▶ [What the task requires]
Could the lines from the one with "Convert this document image to plain text." through the end of the listing be restated exactly, with nothing else included?

▶ [Dataset entries]
________________
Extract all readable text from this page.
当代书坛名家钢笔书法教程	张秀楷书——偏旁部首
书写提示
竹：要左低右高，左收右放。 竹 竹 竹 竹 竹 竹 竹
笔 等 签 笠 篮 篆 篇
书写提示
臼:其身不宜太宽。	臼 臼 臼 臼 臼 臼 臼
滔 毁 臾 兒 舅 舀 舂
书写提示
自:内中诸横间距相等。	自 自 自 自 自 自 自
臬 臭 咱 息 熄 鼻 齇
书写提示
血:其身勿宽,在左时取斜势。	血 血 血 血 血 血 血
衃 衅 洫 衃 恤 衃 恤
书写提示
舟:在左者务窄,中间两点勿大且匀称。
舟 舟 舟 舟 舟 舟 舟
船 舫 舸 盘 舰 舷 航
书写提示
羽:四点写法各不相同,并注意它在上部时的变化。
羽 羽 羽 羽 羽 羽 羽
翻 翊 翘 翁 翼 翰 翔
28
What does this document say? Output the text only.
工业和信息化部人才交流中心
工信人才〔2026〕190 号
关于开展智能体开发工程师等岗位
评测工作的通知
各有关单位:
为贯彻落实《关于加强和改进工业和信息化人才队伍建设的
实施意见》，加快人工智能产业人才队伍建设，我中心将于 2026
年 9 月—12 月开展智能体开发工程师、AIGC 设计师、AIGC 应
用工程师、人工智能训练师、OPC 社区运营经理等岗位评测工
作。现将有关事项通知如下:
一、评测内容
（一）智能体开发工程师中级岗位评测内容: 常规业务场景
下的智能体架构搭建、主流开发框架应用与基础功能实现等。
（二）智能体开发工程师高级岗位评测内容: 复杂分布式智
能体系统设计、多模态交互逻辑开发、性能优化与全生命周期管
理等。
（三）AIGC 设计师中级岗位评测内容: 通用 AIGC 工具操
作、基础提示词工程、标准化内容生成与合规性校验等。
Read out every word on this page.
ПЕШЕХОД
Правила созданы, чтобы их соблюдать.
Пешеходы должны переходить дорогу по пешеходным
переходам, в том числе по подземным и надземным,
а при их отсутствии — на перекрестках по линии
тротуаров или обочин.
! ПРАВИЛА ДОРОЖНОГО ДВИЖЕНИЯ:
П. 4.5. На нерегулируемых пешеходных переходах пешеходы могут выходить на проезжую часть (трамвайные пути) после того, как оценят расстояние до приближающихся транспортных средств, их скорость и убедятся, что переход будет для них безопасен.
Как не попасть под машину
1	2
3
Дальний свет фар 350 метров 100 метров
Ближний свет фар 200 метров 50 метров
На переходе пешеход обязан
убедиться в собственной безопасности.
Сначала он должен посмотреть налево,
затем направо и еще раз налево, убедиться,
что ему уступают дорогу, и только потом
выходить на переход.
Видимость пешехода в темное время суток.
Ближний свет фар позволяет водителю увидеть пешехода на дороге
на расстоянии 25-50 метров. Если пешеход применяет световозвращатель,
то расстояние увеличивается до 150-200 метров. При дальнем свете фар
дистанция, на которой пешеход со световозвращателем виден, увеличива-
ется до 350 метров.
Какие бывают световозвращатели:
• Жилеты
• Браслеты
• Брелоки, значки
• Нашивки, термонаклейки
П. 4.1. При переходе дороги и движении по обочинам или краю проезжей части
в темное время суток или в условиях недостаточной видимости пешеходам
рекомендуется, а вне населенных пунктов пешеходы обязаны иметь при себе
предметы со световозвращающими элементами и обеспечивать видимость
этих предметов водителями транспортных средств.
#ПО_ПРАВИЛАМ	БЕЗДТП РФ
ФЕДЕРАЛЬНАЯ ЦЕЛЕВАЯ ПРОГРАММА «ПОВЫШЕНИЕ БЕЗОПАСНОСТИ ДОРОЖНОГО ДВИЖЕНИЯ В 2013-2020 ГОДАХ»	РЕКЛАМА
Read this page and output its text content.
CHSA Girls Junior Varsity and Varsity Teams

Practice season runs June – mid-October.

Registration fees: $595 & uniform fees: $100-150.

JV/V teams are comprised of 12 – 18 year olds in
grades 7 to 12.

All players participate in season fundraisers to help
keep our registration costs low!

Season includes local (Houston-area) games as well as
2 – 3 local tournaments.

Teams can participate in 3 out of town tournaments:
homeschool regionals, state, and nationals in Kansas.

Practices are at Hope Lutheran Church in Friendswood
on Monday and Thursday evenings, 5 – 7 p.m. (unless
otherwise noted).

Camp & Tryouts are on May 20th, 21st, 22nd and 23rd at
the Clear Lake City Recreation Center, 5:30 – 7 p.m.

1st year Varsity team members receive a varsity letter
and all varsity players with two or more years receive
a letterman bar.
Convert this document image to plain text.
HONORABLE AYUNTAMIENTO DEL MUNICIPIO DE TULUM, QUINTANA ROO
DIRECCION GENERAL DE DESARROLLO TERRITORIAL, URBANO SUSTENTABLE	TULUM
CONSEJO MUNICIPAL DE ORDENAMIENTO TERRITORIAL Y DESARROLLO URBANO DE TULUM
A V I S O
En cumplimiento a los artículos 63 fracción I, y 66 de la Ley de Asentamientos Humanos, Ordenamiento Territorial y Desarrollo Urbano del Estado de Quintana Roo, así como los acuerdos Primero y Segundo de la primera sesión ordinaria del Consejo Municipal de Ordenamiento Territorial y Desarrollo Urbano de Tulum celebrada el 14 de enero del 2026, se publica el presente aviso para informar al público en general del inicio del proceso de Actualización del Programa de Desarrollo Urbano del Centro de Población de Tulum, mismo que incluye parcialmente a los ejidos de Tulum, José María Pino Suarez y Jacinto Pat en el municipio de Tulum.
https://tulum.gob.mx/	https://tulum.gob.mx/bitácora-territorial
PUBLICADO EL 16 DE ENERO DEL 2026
________________
▶ [Expected answer]
Convert this document image to plain text.
HONORABLE AYUNTAMIENTO DEL MUNICIPIO DE TULUM, QUINTANA ROO
DIRECCION GENERAL DE DESARROLLO TERRITORIAL, URBANO SUSTENTABLE	TULUM
CONSEJO MUNICIPAL DE ORDENAMIENTO TERRITORIAL Y DESARROLLO URBANO DE TULUM
A V I S O
En cumplimiento a los artículos 63 fracción I, y 66 de la Ley de Asentamientos Humanos, Ordenamiento Territorial y Desarrollo Urbano del Estado de Quintana Roo, así como los acuerdos Primero y Segundo de la primera sesión ordinaria del Consejo Municipal de Ordenamiento Territorial y Desarrollo Urbano de Tulum celebrada el 14 de enero del 2026, se publica el presente aviso para informar al público en general del inicio del proceso de Actualización del Programa de Desarrollo Urbano del Centro de Población de Tulum, mismo que incluye parcialmente a los ejidos de Tulum, José María Pino Suarez y Jacinto Pat en el municipio de Tulum.
https://tulum.gob.mx/	https://tulum.gob.mx/bitácora-territorial
PUBLICADO EL 16 DE ENERO DEL 2026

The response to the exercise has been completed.